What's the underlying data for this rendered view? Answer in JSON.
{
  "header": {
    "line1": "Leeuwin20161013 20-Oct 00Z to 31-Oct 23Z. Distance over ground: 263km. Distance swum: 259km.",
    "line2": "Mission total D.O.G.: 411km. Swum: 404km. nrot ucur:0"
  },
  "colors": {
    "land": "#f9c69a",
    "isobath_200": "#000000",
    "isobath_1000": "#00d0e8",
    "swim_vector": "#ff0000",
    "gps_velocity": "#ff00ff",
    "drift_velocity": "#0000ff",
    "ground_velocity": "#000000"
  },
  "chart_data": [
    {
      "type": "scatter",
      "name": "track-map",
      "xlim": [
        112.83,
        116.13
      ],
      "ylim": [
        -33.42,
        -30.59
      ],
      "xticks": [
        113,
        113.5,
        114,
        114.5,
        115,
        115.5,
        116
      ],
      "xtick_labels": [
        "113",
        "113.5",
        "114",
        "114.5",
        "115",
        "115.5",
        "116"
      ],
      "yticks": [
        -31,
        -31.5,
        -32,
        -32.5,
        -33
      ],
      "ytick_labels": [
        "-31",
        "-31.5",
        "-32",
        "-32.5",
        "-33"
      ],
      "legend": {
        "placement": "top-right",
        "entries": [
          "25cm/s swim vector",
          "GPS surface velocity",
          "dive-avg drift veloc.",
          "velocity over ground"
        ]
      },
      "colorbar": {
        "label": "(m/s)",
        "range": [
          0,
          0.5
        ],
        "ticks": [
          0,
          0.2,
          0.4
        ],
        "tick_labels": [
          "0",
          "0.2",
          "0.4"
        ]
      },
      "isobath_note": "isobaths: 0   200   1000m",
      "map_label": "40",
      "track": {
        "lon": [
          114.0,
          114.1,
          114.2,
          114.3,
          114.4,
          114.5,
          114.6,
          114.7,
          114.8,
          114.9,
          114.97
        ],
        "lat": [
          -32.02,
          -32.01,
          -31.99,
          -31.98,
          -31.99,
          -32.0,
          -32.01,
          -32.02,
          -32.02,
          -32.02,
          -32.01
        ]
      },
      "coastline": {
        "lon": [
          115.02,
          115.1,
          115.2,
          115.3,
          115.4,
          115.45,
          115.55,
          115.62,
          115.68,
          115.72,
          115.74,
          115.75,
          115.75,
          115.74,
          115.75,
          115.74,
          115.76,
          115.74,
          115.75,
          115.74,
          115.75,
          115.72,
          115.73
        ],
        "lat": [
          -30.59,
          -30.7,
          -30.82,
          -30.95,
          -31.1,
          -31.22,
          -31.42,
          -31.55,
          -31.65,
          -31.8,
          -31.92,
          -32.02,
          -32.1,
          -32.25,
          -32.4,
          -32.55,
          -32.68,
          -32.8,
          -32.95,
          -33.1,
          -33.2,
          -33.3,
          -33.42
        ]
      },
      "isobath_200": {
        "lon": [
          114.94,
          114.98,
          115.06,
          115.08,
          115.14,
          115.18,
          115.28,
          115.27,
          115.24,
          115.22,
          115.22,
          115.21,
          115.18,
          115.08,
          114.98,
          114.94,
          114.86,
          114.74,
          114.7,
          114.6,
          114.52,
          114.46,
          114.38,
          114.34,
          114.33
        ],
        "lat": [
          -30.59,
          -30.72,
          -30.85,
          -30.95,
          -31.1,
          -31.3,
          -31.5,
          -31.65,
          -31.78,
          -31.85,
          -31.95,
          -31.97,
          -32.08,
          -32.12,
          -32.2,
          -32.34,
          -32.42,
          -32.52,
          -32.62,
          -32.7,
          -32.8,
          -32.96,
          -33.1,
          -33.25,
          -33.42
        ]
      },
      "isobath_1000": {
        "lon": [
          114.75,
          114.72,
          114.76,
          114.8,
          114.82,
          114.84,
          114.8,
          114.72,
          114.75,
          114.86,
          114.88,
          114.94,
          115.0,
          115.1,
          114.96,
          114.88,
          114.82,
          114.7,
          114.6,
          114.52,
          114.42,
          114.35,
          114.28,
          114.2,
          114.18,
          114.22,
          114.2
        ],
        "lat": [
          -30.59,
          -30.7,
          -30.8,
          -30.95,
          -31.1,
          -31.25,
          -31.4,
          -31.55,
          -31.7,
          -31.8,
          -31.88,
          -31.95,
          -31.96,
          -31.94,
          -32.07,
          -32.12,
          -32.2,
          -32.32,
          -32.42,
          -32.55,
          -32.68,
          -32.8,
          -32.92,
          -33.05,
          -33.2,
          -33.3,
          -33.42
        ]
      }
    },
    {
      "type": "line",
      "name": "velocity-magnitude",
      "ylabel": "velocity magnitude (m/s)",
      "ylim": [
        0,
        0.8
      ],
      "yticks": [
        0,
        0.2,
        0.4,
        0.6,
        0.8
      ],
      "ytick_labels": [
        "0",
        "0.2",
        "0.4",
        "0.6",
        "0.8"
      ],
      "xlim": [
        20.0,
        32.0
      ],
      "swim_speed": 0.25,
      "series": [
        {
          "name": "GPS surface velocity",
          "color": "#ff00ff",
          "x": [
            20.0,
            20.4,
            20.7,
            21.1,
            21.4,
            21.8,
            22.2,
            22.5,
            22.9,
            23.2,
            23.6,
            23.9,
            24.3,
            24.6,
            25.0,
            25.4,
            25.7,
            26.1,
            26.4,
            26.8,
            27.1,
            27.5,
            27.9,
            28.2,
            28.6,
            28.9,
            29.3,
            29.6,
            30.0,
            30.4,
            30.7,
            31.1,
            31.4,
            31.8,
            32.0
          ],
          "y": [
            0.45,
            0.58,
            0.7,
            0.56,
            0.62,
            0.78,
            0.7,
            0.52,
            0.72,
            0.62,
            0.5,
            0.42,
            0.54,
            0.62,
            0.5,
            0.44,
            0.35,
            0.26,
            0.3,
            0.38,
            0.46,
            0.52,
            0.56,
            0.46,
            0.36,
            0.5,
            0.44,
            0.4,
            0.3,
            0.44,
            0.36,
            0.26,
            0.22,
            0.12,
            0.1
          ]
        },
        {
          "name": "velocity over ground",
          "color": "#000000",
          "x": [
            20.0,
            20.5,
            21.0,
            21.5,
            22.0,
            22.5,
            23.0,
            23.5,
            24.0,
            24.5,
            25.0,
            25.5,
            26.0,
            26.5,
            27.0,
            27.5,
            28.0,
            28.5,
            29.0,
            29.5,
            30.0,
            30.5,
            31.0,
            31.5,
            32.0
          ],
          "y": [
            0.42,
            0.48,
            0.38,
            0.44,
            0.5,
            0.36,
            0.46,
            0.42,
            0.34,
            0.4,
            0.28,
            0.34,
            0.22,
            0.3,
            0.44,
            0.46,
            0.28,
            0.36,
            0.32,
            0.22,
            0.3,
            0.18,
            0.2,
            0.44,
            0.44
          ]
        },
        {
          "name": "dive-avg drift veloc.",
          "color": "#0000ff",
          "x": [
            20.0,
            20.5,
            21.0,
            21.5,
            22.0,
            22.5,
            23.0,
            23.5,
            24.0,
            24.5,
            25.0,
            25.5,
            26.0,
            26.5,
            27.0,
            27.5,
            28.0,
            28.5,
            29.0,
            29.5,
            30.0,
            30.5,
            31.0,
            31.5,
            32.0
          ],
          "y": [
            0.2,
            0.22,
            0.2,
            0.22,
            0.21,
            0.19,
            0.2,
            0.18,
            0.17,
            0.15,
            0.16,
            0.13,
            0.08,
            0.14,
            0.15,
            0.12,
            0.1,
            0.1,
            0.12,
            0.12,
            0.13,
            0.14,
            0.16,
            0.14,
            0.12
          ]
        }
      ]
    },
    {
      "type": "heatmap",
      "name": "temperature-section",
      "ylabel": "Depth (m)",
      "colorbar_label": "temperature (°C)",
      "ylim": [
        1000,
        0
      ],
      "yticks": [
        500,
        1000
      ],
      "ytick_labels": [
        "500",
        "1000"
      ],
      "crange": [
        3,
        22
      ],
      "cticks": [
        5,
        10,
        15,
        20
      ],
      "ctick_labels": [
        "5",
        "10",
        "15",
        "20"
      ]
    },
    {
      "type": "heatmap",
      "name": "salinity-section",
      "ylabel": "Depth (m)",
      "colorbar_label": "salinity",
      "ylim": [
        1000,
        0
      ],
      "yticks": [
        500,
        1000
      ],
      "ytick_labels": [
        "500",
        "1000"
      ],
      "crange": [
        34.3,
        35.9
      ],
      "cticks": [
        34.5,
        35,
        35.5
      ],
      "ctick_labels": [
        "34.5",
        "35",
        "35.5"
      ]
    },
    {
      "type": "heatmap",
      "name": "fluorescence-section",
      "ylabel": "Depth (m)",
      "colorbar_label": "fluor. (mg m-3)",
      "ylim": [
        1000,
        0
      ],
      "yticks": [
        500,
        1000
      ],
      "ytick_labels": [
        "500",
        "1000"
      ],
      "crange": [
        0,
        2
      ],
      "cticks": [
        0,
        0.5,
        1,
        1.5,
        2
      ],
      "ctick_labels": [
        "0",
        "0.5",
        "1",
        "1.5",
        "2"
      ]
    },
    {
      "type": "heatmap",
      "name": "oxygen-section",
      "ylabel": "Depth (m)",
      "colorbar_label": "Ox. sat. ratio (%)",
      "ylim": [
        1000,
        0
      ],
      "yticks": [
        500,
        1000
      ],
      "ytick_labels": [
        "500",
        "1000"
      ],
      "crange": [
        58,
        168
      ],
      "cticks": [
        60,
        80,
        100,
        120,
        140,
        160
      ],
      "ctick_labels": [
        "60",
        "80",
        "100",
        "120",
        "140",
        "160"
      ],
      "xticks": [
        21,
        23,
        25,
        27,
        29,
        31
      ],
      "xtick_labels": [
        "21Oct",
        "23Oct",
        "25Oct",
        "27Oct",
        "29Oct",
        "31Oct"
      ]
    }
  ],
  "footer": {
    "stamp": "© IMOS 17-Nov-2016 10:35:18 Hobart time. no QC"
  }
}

*Set exercise:* Scan the material above for the string "section" and return the lines that hold it.

*Response for this exercise:*
      "name": "temperature-section",
      "name": "salinity-section",
      "name": "fluorescence-section",
      "name": "oxygen-section",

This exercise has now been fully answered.